**Supplied records:**
[Begin]

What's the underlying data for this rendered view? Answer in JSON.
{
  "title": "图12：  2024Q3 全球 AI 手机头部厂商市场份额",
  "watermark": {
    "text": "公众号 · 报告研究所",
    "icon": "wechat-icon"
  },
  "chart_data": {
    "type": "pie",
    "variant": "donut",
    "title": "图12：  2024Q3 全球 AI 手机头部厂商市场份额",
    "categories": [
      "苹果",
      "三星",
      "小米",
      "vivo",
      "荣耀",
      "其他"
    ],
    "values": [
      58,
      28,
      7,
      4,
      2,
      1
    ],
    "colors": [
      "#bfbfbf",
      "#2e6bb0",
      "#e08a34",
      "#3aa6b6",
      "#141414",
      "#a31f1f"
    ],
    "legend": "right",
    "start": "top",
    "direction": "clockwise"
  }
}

[End]
[Begin]

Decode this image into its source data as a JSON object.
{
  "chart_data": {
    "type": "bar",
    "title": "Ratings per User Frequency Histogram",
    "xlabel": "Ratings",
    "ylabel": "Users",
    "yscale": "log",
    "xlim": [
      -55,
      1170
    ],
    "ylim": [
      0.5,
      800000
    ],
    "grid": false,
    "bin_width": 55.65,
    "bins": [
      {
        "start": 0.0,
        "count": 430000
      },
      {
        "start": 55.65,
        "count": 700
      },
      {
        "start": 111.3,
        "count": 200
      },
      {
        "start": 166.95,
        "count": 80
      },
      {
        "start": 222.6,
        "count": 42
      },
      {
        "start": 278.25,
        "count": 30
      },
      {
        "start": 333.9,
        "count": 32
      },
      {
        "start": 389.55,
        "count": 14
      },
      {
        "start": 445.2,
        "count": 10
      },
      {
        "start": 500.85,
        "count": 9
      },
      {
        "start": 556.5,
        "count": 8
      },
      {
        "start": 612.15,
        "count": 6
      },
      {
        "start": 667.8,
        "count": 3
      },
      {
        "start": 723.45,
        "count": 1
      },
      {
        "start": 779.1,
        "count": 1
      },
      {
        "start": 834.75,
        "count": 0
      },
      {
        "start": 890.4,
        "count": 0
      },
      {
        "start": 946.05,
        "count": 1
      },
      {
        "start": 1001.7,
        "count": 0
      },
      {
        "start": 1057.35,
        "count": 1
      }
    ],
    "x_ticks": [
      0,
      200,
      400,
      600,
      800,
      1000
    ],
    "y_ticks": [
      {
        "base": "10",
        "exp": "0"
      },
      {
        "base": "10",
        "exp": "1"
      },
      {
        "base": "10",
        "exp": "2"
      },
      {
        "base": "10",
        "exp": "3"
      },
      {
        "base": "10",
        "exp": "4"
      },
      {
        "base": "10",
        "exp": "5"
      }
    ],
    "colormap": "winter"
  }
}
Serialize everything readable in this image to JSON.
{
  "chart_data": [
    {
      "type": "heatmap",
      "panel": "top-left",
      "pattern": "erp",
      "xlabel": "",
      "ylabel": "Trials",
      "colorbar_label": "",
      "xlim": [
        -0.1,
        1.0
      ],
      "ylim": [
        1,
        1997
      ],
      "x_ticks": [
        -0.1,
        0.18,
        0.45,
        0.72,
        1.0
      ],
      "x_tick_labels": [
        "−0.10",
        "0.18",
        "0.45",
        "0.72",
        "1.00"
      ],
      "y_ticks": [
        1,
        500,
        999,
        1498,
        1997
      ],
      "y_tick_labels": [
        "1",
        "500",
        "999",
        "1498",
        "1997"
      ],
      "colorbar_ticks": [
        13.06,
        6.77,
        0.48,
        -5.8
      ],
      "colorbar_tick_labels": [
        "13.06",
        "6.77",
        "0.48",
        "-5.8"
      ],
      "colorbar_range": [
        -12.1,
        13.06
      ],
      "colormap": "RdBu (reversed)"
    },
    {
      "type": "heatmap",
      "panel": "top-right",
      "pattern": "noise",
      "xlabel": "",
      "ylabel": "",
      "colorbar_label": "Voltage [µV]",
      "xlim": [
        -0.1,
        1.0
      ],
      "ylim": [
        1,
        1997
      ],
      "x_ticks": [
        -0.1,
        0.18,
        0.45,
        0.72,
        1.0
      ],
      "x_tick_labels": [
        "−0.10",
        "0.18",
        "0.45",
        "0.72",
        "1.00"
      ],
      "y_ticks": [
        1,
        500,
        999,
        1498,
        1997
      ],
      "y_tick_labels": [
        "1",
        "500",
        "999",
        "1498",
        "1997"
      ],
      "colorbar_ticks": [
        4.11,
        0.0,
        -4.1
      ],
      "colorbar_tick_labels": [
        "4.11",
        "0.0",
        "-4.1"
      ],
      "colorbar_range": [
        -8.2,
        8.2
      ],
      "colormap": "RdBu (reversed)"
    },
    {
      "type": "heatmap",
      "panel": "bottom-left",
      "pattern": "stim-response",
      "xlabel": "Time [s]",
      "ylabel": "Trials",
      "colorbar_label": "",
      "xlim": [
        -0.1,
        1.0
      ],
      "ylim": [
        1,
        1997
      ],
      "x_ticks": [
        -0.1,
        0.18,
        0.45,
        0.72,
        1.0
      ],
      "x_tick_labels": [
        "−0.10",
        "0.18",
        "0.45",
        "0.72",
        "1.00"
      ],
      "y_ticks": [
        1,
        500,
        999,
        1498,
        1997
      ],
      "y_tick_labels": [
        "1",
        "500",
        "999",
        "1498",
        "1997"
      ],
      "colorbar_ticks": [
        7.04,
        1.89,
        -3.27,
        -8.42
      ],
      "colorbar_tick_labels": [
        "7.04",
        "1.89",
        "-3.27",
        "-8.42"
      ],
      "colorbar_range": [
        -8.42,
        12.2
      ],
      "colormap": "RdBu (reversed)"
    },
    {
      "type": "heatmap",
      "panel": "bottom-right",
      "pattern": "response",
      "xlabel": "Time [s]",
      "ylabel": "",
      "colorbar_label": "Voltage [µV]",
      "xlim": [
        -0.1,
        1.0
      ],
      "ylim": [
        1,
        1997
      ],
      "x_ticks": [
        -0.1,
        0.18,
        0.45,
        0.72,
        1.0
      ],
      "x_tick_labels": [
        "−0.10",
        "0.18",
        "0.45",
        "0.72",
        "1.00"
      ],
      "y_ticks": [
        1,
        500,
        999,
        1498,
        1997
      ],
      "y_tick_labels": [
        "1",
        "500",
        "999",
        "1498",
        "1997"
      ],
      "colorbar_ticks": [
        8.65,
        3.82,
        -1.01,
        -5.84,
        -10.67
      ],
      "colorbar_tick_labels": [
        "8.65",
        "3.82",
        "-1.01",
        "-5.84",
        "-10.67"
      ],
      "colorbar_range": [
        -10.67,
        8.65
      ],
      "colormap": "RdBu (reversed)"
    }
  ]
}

[End]
[Begin]

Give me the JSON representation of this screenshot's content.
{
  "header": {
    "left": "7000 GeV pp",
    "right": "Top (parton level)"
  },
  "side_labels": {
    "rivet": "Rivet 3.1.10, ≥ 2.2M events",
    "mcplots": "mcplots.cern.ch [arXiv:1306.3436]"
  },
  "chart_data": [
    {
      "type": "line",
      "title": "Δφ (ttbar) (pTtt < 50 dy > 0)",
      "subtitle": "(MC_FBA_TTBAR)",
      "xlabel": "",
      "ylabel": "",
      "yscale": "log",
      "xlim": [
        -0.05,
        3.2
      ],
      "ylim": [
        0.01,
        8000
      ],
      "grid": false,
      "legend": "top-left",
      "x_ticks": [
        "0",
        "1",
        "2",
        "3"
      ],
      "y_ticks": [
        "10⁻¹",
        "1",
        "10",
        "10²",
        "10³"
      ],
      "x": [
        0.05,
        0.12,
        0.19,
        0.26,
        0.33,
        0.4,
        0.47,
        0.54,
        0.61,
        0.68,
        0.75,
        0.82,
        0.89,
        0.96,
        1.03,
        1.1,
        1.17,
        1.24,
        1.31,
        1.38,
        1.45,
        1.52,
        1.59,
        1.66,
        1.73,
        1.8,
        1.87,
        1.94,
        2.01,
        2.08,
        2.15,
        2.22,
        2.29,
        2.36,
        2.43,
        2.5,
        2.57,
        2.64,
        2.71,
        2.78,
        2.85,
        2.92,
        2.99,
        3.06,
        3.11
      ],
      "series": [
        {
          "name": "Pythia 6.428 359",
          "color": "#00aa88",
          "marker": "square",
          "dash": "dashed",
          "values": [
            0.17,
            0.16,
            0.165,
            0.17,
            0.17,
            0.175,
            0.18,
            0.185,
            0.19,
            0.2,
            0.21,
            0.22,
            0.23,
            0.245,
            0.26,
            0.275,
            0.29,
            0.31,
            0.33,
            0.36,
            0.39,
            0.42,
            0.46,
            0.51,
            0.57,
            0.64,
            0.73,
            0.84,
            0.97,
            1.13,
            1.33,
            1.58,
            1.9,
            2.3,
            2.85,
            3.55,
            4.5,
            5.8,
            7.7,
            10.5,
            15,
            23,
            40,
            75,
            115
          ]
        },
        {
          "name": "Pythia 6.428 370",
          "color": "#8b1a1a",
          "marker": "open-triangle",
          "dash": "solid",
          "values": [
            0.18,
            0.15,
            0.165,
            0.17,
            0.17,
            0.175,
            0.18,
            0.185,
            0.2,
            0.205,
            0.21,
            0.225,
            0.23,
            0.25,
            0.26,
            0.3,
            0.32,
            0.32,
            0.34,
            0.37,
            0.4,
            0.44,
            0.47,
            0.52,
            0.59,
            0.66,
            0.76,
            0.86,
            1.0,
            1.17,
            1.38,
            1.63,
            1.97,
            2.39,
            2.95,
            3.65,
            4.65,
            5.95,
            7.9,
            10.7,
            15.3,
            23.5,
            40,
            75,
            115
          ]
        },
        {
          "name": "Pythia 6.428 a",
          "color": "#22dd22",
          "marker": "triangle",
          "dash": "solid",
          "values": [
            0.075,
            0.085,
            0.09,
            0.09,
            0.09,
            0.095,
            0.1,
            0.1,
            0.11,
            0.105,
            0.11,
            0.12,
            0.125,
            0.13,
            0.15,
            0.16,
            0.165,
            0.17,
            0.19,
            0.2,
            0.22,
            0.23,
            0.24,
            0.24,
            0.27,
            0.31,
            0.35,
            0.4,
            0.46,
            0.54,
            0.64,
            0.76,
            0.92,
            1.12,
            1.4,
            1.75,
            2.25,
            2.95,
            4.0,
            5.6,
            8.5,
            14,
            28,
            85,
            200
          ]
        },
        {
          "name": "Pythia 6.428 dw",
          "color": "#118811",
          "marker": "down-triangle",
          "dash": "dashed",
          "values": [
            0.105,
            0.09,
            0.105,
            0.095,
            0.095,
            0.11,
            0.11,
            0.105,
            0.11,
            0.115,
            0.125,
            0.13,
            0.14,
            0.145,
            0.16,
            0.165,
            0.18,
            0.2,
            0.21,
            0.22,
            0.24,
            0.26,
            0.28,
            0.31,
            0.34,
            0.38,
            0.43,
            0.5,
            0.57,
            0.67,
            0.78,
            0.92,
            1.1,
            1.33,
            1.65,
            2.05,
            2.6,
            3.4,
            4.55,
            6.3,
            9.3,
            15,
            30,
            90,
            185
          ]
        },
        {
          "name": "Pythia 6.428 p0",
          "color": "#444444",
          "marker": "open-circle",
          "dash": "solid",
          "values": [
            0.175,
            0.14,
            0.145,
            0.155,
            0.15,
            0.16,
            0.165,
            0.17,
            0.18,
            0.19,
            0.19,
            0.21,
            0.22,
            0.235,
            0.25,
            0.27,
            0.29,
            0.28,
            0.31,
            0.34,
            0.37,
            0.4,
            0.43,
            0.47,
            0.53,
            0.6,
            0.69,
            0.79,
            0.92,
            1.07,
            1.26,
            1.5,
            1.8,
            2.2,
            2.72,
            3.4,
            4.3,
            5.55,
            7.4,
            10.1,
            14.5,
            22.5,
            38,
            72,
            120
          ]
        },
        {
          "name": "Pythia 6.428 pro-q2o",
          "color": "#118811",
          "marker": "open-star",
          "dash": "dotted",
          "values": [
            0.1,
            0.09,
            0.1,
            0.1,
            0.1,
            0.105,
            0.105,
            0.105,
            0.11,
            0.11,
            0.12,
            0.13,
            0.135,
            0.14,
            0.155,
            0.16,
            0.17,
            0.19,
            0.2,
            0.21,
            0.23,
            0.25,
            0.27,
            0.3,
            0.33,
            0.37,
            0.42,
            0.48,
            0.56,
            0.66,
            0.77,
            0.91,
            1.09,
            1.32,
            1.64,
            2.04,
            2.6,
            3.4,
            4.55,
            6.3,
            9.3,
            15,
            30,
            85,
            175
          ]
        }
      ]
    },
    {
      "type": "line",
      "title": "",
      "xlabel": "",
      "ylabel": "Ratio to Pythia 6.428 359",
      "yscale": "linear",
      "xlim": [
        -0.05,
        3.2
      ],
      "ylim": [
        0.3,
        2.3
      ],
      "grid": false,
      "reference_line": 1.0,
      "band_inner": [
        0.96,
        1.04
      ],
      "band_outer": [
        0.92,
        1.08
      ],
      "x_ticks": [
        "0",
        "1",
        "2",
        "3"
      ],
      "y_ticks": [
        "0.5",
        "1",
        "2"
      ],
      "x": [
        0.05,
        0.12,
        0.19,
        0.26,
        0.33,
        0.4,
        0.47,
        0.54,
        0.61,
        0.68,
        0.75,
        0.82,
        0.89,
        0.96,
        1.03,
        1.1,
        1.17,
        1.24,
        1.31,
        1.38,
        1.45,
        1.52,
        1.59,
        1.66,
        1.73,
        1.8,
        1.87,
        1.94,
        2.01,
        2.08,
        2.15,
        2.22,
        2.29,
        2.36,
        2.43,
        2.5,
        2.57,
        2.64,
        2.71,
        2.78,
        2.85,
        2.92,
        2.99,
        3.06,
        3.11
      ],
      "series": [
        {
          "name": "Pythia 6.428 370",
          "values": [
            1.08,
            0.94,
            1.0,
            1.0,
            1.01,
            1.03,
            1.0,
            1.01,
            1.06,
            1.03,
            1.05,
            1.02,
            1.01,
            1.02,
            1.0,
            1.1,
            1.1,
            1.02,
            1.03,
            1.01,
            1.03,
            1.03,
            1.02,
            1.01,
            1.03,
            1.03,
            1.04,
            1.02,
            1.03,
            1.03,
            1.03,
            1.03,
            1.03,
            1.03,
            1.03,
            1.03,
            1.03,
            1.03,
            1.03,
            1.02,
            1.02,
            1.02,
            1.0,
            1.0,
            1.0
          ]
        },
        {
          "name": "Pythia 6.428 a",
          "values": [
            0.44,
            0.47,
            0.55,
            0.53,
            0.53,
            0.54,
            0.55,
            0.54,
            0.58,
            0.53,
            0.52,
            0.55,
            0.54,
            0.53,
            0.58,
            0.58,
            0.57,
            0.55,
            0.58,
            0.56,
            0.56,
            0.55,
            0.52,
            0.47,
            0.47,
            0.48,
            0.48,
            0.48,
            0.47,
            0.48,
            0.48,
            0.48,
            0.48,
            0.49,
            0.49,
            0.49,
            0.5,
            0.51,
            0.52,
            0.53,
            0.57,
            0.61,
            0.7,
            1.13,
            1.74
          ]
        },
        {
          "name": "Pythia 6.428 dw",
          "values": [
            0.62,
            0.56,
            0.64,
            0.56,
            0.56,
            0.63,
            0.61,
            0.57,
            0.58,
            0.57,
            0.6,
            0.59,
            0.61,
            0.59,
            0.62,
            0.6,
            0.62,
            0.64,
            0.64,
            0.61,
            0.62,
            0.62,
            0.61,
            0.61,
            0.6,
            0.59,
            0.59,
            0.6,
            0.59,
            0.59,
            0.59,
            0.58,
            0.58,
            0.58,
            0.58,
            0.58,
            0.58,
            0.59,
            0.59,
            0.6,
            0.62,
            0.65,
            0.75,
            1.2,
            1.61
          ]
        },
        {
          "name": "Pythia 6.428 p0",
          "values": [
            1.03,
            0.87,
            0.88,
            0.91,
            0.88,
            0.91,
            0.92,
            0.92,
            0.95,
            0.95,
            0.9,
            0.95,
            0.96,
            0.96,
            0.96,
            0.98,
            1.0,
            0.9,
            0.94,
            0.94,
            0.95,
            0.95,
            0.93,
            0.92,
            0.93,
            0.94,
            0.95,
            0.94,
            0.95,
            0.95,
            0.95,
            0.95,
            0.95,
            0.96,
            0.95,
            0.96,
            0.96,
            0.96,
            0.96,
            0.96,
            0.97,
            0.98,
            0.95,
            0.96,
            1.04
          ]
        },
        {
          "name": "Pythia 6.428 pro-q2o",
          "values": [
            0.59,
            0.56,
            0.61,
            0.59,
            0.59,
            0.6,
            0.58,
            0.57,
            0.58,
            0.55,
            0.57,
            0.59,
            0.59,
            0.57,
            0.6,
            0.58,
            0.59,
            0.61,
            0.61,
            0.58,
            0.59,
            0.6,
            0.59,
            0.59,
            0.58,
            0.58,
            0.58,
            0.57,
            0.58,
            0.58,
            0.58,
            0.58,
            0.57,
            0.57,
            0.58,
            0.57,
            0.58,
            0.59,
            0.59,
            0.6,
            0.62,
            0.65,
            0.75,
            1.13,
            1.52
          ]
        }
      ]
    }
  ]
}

[End]

**Exercise directions:** Return nothing except the number of lines that include the string "marker".

**Reply:** 6